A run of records
____________

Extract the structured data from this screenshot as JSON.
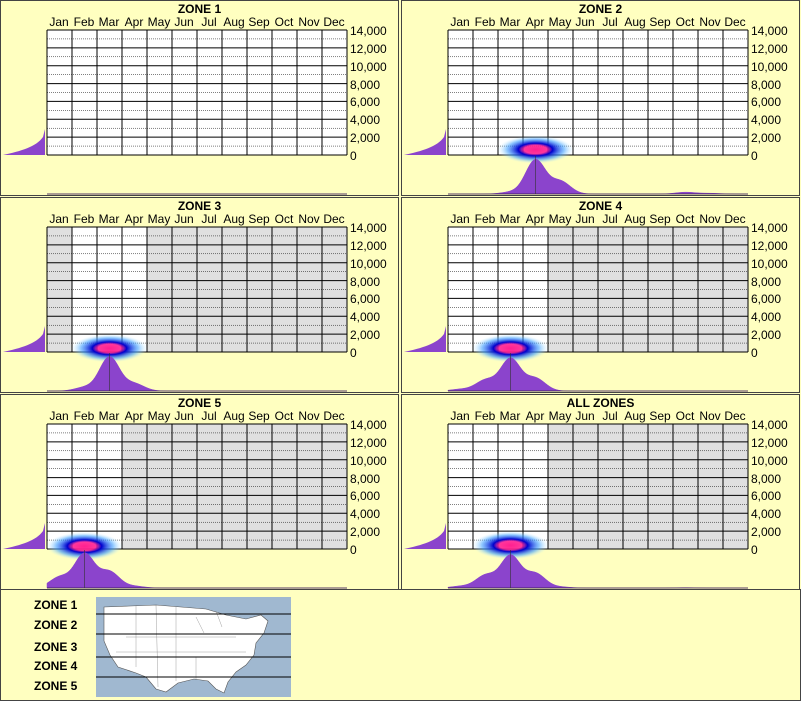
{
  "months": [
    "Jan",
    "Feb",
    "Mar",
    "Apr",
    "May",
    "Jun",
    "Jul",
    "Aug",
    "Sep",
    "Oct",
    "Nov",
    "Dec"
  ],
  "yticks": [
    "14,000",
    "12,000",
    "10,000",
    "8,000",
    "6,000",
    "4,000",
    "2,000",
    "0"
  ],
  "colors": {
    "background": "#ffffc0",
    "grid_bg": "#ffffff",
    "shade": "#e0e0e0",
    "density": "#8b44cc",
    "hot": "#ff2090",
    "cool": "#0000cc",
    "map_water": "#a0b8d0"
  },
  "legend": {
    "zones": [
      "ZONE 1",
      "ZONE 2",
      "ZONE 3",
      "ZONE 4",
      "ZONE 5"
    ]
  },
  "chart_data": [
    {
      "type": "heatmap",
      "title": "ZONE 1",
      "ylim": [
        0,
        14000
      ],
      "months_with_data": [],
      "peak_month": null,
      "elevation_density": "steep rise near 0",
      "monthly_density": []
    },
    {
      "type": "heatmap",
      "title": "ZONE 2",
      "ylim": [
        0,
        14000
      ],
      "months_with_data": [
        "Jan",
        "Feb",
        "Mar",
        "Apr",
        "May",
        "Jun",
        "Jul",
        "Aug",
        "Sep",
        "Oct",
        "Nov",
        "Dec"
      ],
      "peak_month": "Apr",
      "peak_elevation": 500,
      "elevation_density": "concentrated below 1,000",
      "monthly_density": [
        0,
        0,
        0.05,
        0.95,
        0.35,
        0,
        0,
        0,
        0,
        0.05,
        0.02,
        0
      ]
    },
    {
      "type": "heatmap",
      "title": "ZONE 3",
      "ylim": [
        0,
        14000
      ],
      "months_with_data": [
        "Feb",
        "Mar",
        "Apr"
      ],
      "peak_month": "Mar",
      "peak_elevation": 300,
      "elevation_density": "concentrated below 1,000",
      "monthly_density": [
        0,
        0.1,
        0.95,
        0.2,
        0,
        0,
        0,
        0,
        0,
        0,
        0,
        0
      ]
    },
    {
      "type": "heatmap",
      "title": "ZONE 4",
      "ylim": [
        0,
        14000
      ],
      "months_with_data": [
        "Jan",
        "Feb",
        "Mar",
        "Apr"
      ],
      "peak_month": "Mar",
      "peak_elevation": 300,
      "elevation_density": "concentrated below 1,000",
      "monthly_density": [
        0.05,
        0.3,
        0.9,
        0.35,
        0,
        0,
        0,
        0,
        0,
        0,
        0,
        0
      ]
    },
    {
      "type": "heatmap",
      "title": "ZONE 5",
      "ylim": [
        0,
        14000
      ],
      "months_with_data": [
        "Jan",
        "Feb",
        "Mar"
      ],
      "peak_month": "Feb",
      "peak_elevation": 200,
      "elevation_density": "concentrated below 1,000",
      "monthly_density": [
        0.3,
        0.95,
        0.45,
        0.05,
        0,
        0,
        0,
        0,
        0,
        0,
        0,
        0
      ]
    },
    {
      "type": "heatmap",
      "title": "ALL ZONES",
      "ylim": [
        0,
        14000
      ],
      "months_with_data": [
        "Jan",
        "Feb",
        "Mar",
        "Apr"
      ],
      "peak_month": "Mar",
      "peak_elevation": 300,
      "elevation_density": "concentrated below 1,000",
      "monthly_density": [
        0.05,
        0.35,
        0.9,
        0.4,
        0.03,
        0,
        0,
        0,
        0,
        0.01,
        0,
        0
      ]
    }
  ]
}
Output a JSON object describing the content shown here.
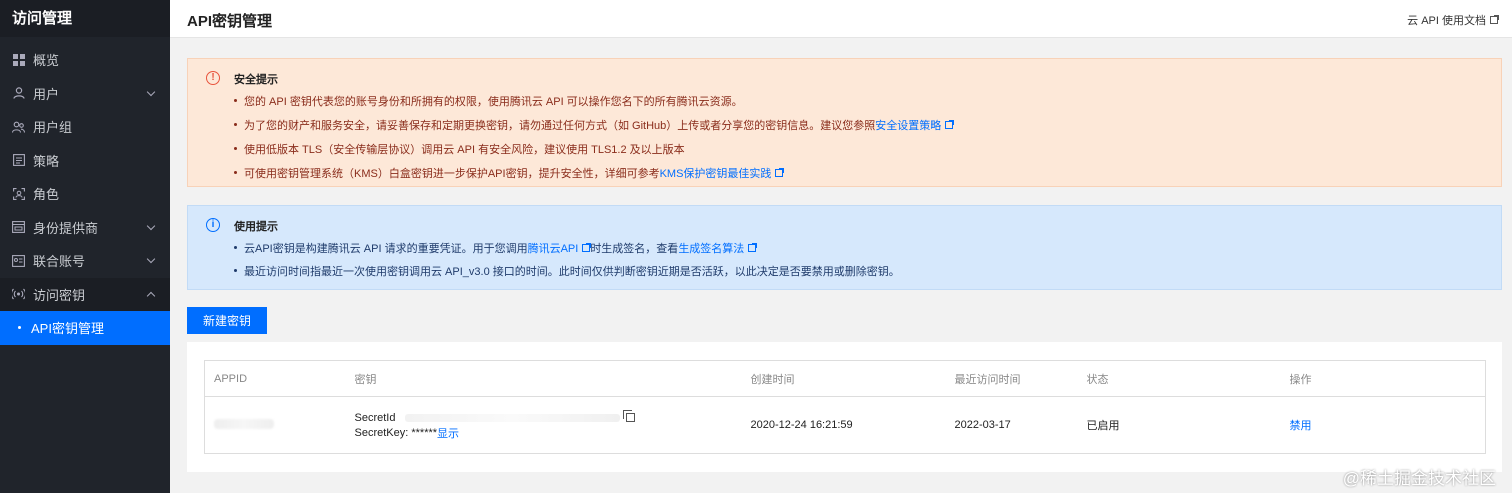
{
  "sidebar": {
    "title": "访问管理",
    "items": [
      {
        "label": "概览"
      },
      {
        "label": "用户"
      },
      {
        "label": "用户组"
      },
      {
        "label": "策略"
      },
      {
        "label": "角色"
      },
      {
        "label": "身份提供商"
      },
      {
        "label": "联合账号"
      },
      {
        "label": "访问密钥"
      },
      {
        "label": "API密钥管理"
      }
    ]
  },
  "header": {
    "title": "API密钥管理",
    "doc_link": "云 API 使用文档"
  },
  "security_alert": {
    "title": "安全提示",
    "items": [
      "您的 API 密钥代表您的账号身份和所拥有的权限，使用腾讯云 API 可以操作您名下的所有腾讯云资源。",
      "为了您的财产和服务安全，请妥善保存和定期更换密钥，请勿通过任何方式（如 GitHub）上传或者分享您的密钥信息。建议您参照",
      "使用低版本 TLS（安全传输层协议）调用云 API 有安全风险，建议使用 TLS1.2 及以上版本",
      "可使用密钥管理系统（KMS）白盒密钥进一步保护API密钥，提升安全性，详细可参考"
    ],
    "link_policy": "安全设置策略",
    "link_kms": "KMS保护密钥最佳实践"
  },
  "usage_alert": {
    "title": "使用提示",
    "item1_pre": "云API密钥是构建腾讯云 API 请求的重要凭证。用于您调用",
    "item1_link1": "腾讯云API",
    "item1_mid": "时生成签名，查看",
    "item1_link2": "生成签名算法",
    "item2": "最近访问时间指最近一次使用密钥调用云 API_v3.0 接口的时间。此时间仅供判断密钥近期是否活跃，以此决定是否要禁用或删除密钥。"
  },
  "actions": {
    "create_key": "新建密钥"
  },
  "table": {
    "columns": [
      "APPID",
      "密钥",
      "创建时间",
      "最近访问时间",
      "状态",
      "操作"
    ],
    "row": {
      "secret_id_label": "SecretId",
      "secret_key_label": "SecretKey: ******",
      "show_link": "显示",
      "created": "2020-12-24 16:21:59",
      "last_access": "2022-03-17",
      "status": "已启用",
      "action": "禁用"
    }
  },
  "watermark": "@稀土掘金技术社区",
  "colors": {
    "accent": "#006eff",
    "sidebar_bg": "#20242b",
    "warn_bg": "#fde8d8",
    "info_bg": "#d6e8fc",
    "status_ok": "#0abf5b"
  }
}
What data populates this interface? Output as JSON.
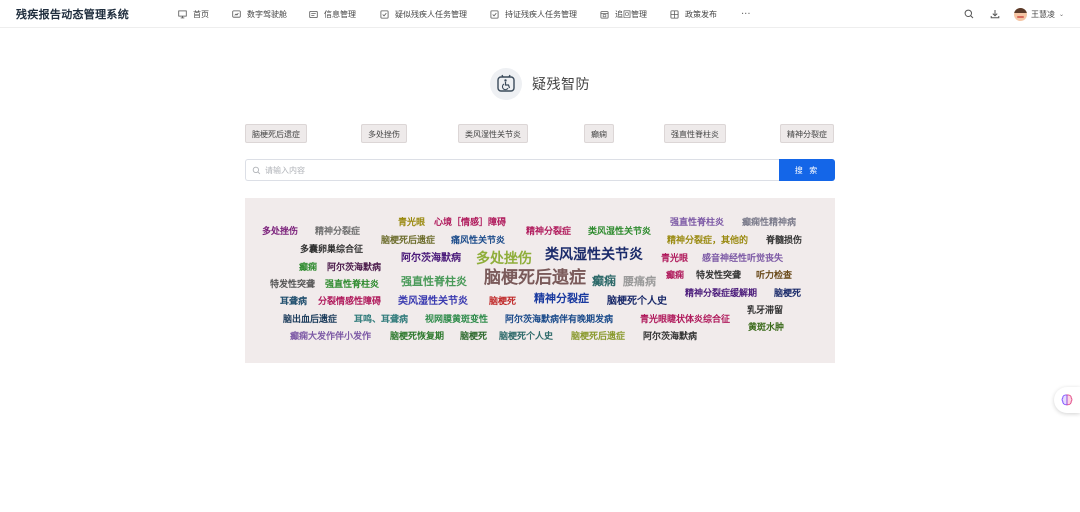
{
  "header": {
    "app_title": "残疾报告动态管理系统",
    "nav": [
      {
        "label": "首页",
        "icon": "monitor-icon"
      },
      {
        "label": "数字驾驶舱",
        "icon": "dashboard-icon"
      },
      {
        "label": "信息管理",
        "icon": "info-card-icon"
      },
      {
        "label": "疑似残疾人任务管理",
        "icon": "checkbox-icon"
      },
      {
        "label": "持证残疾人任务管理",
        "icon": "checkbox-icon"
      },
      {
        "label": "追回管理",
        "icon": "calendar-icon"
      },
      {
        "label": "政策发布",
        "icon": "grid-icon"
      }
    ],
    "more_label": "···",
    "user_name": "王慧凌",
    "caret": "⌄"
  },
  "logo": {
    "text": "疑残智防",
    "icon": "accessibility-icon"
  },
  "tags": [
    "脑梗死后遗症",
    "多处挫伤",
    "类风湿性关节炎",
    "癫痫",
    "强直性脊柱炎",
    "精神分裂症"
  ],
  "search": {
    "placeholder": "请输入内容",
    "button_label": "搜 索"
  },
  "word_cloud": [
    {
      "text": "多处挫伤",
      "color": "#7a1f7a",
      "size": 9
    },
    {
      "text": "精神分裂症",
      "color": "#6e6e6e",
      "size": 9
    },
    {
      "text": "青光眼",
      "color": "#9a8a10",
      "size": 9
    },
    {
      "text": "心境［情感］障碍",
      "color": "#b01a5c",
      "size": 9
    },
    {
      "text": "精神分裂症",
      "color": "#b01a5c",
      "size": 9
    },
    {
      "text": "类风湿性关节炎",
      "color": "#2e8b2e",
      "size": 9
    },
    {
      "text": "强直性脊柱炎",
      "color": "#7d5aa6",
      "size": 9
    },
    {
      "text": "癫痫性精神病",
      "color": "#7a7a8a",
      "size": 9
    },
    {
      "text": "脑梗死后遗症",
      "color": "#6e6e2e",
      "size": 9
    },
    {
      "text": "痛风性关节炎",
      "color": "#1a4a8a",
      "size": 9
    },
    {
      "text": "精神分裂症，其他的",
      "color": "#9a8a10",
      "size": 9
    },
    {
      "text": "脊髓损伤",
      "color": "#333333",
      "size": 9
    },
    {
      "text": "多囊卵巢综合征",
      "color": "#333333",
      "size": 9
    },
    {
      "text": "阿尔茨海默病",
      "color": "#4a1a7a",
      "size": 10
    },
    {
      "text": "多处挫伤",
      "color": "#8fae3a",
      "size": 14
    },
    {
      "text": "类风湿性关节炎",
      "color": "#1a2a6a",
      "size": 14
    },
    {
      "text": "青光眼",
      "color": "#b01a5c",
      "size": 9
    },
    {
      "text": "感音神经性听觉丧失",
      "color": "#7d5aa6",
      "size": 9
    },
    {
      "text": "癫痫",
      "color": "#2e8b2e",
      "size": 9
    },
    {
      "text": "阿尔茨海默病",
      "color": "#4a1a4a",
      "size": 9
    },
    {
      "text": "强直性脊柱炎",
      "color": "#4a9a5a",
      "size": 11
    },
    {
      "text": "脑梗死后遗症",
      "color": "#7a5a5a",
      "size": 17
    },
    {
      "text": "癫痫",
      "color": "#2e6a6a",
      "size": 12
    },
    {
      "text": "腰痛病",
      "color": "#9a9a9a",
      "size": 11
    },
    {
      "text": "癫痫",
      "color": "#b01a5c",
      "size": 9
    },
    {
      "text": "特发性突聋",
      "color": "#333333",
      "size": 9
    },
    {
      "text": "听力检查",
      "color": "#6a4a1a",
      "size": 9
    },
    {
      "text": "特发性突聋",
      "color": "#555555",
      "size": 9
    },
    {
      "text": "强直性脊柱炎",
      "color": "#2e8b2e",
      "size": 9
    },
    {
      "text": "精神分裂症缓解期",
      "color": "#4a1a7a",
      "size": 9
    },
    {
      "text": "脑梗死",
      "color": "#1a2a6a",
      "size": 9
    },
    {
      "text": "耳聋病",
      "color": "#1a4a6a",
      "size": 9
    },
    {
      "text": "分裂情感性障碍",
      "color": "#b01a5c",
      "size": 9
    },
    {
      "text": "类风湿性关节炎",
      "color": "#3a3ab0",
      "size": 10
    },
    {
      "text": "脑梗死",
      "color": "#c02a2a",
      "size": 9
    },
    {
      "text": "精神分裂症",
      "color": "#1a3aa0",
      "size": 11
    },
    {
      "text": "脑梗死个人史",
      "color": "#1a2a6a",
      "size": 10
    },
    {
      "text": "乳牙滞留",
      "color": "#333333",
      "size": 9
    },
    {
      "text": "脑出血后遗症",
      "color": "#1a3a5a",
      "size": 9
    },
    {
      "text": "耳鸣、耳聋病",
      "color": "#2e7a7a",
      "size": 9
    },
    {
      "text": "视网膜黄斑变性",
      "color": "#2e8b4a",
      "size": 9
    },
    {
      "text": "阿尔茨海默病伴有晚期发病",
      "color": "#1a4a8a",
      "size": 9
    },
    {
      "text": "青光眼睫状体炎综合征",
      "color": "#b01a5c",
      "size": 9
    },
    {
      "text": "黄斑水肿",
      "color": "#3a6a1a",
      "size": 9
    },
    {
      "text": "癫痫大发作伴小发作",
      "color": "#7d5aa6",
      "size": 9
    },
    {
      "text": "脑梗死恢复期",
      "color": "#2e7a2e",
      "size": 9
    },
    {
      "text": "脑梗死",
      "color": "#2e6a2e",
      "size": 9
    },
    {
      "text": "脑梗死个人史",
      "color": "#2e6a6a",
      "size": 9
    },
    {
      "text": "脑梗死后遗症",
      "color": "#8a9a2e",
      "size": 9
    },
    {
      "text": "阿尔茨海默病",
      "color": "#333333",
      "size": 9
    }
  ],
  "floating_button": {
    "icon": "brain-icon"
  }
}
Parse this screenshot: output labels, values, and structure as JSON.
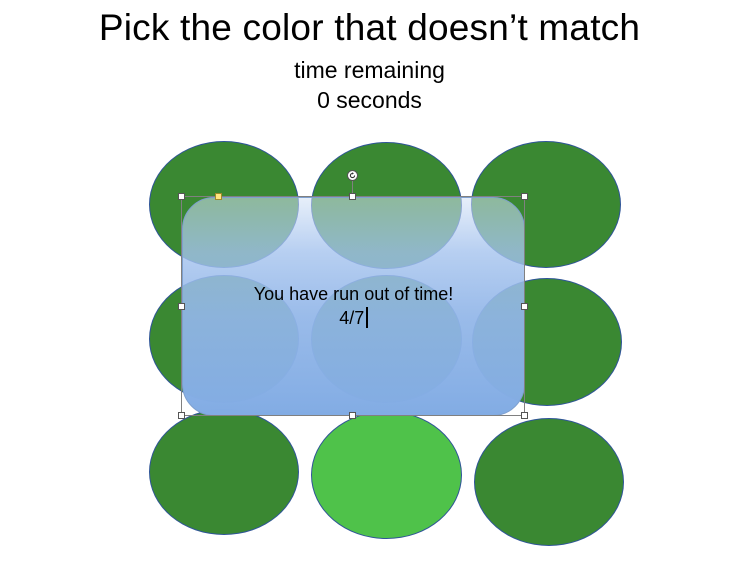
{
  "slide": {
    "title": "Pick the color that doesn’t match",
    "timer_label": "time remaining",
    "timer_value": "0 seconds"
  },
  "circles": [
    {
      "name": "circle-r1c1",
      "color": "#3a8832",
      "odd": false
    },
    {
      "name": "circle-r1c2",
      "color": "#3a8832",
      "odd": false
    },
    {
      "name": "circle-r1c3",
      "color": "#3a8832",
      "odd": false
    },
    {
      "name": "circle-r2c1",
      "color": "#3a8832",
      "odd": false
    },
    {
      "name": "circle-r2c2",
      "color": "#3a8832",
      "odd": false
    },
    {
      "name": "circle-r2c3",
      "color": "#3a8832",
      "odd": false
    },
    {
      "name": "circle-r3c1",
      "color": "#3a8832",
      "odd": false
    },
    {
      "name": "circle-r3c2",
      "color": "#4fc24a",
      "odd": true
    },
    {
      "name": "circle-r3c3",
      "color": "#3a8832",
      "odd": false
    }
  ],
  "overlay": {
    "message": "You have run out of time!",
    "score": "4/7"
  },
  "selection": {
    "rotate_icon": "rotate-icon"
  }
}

____________

**Aim of the task**
Tally the lines of the data that hold the string "icon". Answer with the number and nothing more.

**Full output**
10